Extract each line where the string "learners" shows up.

## begin

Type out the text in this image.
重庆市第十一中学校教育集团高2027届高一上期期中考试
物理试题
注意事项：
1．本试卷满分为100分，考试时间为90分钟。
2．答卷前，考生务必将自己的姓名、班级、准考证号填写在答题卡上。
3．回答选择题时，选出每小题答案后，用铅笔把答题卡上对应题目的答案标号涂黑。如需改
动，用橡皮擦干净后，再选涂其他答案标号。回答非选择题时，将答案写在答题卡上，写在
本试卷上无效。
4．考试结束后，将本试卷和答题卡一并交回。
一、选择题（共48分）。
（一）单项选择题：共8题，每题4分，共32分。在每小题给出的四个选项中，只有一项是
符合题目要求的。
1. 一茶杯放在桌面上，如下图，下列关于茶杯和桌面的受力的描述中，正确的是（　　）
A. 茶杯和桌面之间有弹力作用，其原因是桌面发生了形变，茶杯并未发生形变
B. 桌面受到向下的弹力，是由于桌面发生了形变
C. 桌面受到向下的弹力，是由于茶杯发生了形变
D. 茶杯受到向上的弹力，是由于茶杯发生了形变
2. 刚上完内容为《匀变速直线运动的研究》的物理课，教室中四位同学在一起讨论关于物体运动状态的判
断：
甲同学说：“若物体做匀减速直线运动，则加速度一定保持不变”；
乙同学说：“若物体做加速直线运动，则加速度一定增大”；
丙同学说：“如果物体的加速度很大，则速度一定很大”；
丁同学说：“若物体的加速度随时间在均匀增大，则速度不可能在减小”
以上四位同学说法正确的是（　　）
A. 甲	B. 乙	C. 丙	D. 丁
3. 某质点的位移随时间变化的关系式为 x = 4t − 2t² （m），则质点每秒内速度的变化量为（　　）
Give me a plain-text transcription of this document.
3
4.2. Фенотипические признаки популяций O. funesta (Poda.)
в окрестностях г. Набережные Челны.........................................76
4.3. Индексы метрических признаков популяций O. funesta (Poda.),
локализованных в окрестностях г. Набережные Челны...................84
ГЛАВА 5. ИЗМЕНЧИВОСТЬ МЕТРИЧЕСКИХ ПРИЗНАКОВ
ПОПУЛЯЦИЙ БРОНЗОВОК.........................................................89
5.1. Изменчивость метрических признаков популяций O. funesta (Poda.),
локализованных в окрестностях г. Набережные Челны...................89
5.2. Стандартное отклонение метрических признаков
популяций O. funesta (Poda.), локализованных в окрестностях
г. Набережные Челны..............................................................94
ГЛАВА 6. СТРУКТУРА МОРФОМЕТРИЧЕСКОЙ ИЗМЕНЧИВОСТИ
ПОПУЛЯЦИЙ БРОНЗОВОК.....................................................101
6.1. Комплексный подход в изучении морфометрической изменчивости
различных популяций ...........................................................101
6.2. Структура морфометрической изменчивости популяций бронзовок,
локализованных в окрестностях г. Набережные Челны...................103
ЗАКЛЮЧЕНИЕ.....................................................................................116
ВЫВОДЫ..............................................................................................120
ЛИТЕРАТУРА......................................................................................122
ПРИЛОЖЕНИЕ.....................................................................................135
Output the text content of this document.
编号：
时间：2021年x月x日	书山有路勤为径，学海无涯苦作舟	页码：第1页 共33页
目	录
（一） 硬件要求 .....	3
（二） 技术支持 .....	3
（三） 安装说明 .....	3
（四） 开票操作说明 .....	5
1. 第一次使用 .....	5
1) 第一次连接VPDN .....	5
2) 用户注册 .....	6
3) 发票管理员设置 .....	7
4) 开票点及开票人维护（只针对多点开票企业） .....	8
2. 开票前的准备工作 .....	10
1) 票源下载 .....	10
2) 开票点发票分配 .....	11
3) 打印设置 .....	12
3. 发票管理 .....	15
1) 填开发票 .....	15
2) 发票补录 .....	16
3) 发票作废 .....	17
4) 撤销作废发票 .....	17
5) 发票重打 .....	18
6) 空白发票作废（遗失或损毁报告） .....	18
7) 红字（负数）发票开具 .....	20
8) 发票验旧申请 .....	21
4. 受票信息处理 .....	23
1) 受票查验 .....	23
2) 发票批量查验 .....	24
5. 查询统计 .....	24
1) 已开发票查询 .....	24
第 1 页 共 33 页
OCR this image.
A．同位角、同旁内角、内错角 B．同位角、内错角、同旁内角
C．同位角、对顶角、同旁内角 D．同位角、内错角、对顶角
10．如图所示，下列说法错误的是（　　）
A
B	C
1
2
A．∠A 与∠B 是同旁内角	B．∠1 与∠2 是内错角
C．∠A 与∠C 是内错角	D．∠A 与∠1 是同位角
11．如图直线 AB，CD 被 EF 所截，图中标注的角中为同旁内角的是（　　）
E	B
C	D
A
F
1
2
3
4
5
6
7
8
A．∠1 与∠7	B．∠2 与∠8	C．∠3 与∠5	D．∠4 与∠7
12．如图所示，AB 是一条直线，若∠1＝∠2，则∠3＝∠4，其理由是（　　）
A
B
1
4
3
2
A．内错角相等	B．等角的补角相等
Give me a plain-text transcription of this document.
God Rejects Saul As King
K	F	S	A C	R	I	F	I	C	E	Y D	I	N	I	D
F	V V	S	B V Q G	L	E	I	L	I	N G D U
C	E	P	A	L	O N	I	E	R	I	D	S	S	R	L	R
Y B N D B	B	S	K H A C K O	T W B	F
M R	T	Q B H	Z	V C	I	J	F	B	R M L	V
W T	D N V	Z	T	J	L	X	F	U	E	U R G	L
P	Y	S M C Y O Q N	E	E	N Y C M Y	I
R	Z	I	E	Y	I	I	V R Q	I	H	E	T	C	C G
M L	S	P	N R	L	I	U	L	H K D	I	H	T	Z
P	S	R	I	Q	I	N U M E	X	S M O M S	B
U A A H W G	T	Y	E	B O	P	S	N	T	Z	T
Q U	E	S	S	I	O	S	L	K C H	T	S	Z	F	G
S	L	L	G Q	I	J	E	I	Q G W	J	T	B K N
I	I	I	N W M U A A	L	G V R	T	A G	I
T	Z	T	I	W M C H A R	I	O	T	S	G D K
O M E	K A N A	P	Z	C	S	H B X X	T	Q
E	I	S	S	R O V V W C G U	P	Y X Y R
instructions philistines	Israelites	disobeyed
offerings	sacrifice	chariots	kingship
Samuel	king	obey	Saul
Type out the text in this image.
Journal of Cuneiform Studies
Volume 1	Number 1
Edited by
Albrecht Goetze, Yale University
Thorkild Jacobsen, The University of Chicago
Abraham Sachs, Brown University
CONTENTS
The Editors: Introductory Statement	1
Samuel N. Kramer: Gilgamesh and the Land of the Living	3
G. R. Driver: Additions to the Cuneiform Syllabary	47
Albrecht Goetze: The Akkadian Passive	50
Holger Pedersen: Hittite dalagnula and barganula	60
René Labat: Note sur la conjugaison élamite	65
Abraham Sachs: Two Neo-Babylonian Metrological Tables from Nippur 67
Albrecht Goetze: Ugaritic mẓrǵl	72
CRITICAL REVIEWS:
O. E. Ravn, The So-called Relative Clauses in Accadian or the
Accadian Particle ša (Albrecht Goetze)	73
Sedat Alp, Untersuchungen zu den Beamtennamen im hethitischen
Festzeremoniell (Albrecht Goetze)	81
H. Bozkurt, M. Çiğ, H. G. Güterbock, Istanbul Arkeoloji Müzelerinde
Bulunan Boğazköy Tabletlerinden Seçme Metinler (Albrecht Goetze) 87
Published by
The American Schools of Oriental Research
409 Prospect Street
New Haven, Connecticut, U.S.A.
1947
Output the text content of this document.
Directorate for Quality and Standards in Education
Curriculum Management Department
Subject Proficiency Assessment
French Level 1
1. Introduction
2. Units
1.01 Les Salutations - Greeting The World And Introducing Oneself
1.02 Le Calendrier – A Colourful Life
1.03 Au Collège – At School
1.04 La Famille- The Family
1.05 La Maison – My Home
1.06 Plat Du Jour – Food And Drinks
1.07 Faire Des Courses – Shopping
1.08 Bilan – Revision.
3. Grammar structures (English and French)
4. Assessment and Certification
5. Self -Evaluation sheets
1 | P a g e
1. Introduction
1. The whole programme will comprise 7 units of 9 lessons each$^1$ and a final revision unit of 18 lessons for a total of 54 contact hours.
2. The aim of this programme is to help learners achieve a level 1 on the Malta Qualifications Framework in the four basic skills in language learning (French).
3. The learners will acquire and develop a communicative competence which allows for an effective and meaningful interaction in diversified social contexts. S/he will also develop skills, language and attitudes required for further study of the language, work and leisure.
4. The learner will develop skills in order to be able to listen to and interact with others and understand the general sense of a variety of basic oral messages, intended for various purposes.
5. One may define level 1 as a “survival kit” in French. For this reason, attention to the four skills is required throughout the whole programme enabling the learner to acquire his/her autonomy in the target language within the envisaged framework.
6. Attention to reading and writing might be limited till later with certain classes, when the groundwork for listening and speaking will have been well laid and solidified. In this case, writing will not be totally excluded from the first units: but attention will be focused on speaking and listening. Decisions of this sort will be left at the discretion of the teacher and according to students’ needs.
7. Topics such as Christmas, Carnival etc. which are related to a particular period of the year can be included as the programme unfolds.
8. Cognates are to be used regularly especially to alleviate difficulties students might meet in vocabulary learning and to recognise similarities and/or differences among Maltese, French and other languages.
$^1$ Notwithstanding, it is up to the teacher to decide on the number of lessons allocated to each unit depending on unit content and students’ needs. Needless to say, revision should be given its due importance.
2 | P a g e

## end

▶ _Full response_
2. The aim of this programme is to help learners achieve a level 1 on the Malta Qualifications Framework in the four basic skills in language learning (French).
3. The learners will acquire and develop a communicative competence which allows for an effective and meaningful interaction in diversified social contexts. S/he will also develop skills, language and attitudes required for further study of the language, work and leisure.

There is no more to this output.